What needs to be done. Gather all lines from the material that contain the word "name".

(Extracts from a graphics dataset)

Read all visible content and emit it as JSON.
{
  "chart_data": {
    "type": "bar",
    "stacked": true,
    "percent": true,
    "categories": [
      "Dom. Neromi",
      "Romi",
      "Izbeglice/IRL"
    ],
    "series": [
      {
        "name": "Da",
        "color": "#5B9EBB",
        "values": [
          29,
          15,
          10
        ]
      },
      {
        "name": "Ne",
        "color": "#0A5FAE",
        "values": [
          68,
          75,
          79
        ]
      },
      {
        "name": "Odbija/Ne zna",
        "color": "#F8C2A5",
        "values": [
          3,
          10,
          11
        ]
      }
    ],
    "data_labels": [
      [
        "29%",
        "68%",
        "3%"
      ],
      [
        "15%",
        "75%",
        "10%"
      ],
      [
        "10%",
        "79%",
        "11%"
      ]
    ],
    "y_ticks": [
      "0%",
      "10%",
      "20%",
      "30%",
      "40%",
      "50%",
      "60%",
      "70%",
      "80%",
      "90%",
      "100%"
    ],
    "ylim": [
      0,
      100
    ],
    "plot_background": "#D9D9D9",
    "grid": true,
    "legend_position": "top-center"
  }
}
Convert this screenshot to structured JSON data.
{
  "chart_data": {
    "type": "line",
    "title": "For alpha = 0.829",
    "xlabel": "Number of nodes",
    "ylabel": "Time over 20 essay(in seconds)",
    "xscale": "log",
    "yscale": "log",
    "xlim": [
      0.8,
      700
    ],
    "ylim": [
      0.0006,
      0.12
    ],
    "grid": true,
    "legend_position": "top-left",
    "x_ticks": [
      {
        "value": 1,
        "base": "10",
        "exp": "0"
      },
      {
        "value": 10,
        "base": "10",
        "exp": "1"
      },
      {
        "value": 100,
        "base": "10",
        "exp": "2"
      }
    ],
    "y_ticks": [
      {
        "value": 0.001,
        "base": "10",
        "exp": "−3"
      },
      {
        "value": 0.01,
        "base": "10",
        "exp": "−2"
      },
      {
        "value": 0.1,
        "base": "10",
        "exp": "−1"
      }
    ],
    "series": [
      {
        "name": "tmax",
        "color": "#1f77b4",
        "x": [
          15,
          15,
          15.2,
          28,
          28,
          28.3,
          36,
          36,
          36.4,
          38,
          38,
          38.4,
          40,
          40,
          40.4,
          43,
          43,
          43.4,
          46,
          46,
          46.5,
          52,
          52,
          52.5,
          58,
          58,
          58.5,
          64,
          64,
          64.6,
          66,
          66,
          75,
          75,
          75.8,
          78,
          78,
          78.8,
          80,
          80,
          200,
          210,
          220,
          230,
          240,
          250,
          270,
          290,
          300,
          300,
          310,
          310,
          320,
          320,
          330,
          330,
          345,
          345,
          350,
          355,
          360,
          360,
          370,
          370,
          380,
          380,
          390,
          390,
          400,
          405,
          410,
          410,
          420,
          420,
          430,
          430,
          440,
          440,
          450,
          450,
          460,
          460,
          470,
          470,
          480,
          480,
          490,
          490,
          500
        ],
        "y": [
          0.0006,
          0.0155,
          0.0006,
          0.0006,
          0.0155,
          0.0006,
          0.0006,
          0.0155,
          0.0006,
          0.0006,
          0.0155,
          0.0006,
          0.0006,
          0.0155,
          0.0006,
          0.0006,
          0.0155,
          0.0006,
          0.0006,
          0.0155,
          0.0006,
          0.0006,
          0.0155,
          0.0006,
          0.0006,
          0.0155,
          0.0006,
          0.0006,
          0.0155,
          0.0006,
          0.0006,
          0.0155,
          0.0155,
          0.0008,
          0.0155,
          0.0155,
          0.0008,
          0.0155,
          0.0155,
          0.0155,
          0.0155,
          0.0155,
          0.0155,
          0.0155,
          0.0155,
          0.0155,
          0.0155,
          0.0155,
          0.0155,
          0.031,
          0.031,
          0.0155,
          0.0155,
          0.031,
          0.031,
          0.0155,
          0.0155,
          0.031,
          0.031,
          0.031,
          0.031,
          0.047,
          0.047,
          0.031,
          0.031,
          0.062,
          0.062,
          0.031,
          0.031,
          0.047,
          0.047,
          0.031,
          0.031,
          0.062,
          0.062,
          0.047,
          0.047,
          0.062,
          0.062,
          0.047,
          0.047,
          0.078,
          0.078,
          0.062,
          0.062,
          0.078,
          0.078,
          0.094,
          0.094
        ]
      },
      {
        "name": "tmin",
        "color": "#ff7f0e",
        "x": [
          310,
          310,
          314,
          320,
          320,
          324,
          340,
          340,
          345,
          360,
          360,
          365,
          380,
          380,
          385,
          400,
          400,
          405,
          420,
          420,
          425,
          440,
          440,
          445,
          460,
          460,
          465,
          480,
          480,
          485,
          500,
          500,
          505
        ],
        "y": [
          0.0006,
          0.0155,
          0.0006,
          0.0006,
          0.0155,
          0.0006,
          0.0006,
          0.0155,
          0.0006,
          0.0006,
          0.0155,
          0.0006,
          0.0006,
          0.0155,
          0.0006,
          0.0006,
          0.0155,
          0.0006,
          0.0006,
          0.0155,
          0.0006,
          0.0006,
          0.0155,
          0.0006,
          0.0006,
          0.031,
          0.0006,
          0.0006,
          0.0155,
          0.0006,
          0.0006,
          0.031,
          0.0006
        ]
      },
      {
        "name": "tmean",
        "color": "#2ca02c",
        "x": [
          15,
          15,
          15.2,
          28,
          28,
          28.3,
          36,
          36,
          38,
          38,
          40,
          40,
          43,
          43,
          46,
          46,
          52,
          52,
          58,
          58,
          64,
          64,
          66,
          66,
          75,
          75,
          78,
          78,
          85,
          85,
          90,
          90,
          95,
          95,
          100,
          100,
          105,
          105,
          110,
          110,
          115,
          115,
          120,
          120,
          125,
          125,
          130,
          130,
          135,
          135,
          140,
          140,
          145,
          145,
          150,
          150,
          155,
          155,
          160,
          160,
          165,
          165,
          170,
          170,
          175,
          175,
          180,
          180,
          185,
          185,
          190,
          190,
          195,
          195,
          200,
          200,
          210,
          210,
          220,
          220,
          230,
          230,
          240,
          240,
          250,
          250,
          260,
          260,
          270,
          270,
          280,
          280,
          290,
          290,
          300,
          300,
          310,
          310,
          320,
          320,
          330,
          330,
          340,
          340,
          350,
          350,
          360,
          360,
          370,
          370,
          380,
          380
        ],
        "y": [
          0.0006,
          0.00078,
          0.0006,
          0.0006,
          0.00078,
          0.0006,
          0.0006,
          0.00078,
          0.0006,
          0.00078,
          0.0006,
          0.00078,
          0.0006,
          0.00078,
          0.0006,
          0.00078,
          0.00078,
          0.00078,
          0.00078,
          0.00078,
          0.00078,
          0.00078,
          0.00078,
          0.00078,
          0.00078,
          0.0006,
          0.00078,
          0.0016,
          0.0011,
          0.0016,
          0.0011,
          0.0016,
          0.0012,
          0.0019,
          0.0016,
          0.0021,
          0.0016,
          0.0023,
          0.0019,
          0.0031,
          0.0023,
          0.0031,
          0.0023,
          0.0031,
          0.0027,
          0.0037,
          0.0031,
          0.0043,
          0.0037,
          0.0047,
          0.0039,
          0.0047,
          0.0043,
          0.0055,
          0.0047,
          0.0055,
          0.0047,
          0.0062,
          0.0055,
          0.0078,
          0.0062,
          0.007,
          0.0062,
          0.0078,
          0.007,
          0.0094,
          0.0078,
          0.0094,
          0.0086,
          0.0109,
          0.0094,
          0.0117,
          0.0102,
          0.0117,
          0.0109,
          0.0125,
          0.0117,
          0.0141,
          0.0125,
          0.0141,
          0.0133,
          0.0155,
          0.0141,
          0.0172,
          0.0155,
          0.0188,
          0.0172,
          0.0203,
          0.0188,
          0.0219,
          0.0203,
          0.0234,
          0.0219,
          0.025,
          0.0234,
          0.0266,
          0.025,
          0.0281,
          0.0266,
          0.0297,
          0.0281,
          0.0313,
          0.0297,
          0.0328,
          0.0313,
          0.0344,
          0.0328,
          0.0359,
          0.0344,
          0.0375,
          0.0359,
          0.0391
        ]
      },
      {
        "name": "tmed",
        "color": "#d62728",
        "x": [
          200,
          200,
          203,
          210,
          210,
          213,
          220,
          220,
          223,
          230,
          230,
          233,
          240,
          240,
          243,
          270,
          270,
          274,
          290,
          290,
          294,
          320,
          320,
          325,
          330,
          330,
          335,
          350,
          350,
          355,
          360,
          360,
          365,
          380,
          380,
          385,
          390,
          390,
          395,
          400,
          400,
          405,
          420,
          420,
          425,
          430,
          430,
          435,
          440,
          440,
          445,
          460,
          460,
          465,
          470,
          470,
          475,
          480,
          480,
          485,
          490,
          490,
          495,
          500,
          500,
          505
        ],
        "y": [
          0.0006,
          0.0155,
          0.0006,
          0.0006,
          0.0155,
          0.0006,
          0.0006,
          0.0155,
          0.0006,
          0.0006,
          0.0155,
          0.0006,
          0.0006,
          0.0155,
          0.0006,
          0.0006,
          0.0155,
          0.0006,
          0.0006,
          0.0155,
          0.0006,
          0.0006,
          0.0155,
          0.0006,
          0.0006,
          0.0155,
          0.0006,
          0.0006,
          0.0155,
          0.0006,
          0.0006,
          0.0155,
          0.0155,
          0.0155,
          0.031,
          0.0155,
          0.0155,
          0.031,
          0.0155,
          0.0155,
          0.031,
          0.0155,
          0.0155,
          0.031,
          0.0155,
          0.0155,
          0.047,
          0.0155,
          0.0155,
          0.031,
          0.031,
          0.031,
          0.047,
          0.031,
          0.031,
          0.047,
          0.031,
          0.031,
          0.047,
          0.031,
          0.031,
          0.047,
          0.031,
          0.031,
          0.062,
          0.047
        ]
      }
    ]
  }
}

Task response.
        "name": "Da",
        "name": "Ne",
        "name": "Odbija/Ne zna",
        "name": "tmax",
        "name": "tmin",
        "name": "tmean",
        "name": "tmed",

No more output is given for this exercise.